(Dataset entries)
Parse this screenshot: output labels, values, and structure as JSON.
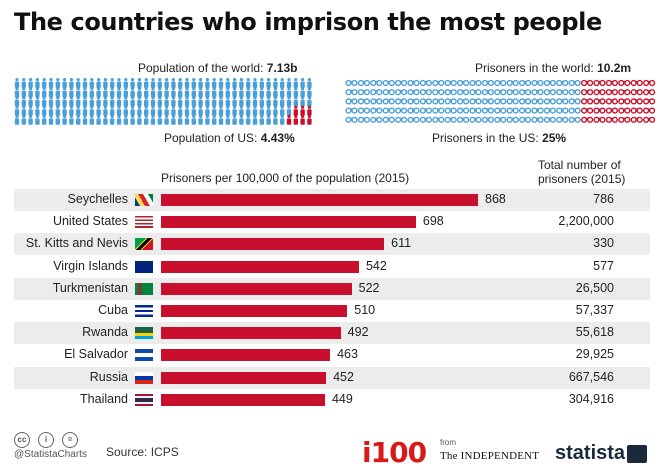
{
  "title": "The countries who imprison the most people",
  "infographic": {
    "world_pop_label": "Population of the world:",
    "world_pop_value": "7.13b",
    "us_pop_label": "Population of US:",
    "us_pop_value": "4.43%",
    "world_prisoners_label": "Prisoners in the world:",
    "world_prisoners_value": "10.2m",
    "us_prisoners_label": "Prisoners in the US:",
    "us_prisoners_value": "25%",
    "colors": {
      "world": "#4a9fd8",
      "us": "#c8102e"
    }
  },
  "chart_data": {
    "type": "bar",
    "xlabel": "Prisoners per 100,000 of the population (2015)",
    "right_column_header": "Total number of prisoners  (2015)",
    "categories": [
      "Seychelles",
      "United States",
      "St. Kitts and Nevis",
      "Virgin Islands",
      "Turkmenistan",
      "Cuba",
      "Rwanda",
      "El Salvador",
      "Russia",
      "Thailand"
    ],
    "values": [
      868,
      698,
      611,
      542,
      522,
      510,
      492,
      463,
      452,
      449
    ],
    "value_labels": [
      "868",
      "698",
      "611",
      "542",
      "522",
      "510",
      "492",
      "463",
      "452",
      "449"
    ],
    "totals": [
      "786",
      "2,200,000",
      "330",
      "577",
      "26,500",
      "57,337",
      "55,618",
      "29,925",
      "667,546",
      "304,916"
    ],
    "flags": [
      "seychelles-flag",
      "us-flag",
      "st-kitts-flag",
      "virgin-islands-flag",
      "turkmenistan-flag",
      "cuba-flag",
      "rwanda-flag",
      "el-salvador-flag",
      "russia-flag",
      "thailand-flag"
    ],
    "bar_color": "#c8102e",
    "grid": false
  },
  "footer": {
    "handle": "@StatistaCharts",
    "source": "Source: ICPS",
    "brand_i100": "i100",
    "from": "from",
    "independent": "The INDEPENDENT",
    "statista": "statista"
  }
}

-- TASK TO CARRY OUT --
Please set down each line of the data above exactly as written, without the pictures.

-- FULL OUTPUT --
Parse this screenshot: output labels, values, and structure as JSON.
{
  "title": "The countries who imprison the most people",
  "infographic": {
    "world_pop_label": "Population of the world:",
    "world_pop_value": "7.13b",
    "us_pop_label": "Population of US:",
    "us_pop_value": "4.43%",
    "world_prisoners_label": "Prisoners in the world:",
    "world_prisoners_value": "10.2m",
    "us_prisoners_label": "Prisoners in the US:",
    "us_prisoners_value": "25%",
    "colors": {
      "world": "#4a9fd8",
      "us": "#c8102e"
    }
  },
  "chart_data": {
    "type": "bar",
    "xlabel": "Prisoners per 100,000 of the population (2015)",
    "right_column_header": "Total number of prisoners  (2015)",
    "categories": [
      "Seychelles",
      "United States",
      "St. Kitts and Nevis",
      "Virgin Islands",
      "Turkmenistan",
      "Cuba",
      "Rwanda",
      "El Salvador",
      "Russia",
      "Thailand"
    ],
    "values": [
      868,
      698,
      611,
      542,
      522,
      510,
      492,
      463,
      452,
      449
    ],
    "value_labels": [
      "868",
      "698",
      "611",
      "542",
      "522",
      "510",
      "492",
      "463",
      "452",
      "449"
    ],
    "totals": [
      "786",
      "2,200,000",
      "330",
      "577",
      "26,500",
      "57,337",
      "55,618",
      "29,925",
      "667,546",
      "304,916"
    ],
    "flags": [
      "seychelles-flag",
      "us-flag",
      "st-kitts-flag",
      "virgin-islands-flag",
      "turkmenistan-flag",
      "cuba-flag",
      "rwanda-flag",
      "el-salvador-flag",
      "russia-flag",
      "thailand-flag"
    ],
    "bar_color": "#c8102e",
    "grid": false
  },
  "footer": {
    "handle": "@StatistaCharts",
    "source": "Source: ICPS",
    "brand_i100": "i100",
    "from": "from",
    "independent": "The INDEPENDENT",
    "statista": "statista"
  }
}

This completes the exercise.